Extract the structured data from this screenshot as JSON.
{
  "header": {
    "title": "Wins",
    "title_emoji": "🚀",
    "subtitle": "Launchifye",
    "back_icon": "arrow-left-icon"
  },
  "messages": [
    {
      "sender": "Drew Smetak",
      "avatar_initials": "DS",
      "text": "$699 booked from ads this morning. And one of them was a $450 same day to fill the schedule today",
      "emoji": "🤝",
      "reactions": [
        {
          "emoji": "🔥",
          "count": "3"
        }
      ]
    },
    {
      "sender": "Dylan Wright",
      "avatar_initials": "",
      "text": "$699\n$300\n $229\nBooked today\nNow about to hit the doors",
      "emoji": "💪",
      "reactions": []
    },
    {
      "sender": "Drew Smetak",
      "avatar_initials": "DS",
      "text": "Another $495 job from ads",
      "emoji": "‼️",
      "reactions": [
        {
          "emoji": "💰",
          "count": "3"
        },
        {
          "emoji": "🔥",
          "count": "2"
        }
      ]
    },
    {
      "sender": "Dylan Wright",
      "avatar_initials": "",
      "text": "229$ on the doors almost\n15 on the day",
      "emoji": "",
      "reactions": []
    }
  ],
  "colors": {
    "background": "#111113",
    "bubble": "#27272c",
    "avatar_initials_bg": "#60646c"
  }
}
--
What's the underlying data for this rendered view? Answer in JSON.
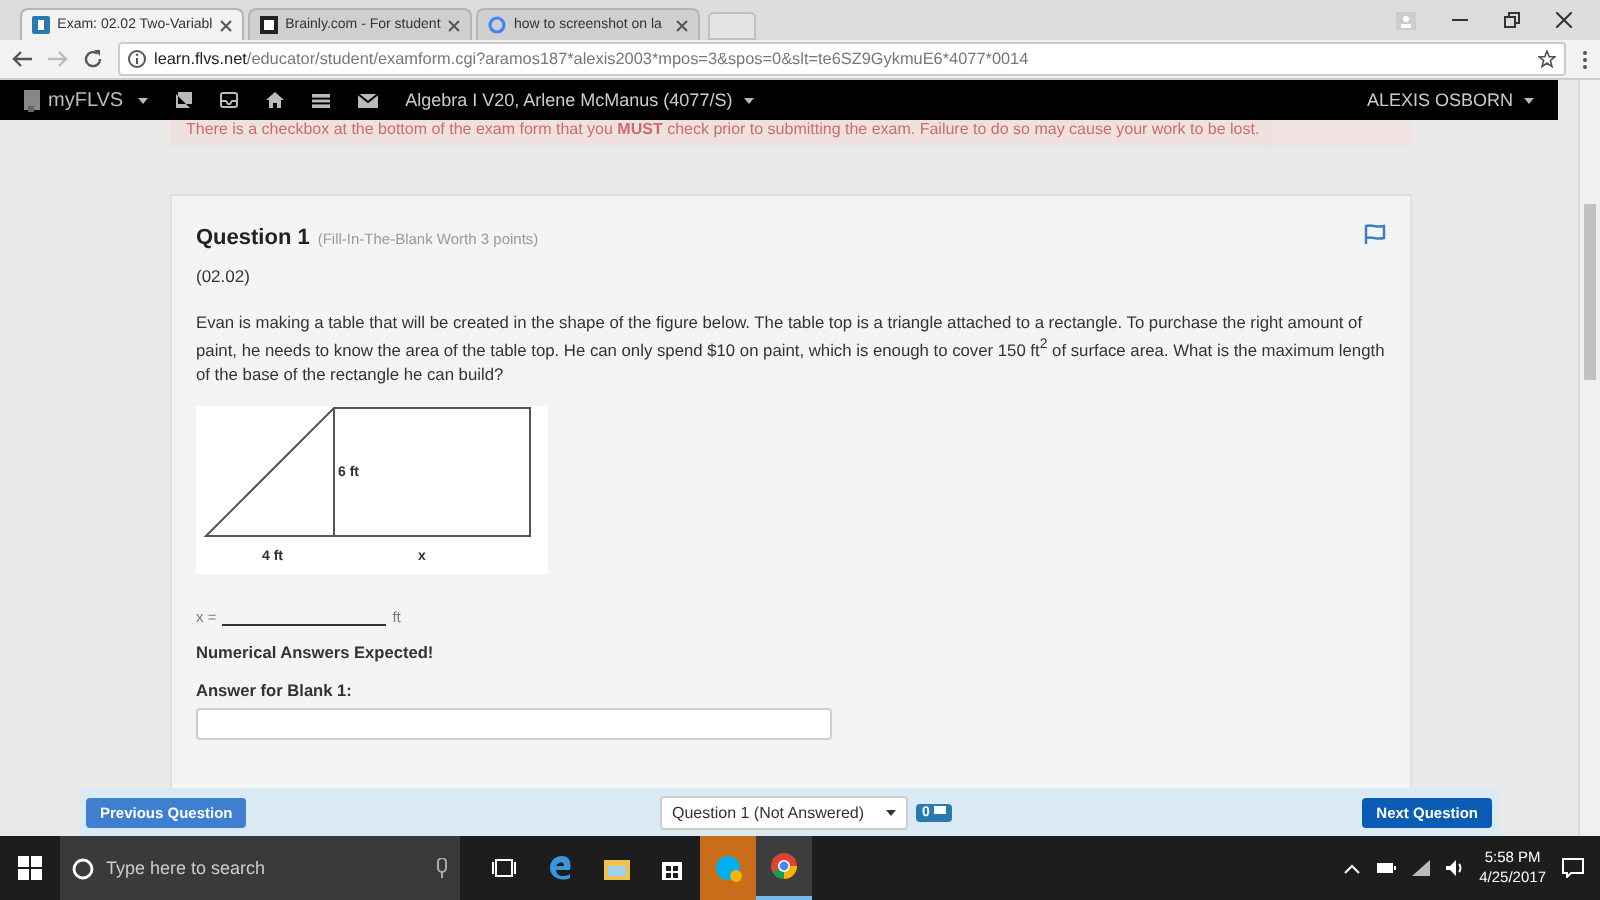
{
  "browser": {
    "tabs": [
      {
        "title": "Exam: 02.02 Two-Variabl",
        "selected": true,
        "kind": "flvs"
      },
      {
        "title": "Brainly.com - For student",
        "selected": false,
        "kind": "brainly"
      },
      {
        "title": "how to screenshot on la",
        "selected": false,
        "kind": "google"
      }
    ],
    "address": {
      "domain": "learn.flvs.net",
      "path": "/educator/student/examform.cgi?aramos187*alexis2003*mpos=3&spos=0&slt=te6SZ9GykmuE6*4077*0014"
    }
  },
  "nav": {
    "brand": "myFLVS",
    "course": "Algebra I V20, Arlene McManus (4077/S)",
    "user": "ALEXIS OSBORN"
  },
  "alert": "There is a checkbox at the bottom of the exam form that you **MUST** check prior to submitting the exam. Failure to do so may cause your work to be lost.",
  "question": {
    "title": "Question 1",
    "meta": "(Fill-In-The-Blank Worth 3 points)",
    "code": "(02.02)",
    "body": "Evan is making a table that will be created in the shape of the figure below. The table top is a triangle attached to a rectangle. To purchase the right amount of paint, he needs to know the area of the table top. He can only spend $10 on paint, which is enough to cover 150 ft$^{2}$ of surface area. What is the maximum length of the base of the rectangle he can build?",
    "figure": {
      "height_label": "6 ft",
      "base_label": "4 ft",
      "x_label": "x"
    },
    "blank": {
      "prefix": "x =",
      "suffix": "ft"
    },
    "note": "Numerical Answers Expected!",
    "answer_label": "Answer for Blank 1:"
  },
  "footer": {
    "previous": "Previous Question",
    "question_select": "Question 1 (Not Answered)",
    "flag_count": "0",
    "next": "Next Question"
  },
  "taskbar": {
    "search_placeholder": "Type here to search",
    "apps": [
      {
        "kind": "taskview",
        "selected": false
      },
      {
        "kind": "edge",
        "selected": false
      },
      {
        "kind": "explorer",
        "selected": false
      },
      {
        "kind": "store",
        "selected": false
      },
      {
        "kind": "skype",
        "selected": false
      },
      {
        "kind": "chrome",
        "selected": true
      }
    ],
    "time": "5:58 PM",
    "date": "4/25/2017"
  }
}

→ OBJECTIVE: Look through the entries above; copy every line holding the string "student".

→ EXERCISE OUTPUT:
        "title": "Brainly.com - For student",
      "path": "/educator/student/examform.cgi?aramos187*alexis2003*mpos=3&spos=0&slt=te6SZ9GykmuE6*4077*0014"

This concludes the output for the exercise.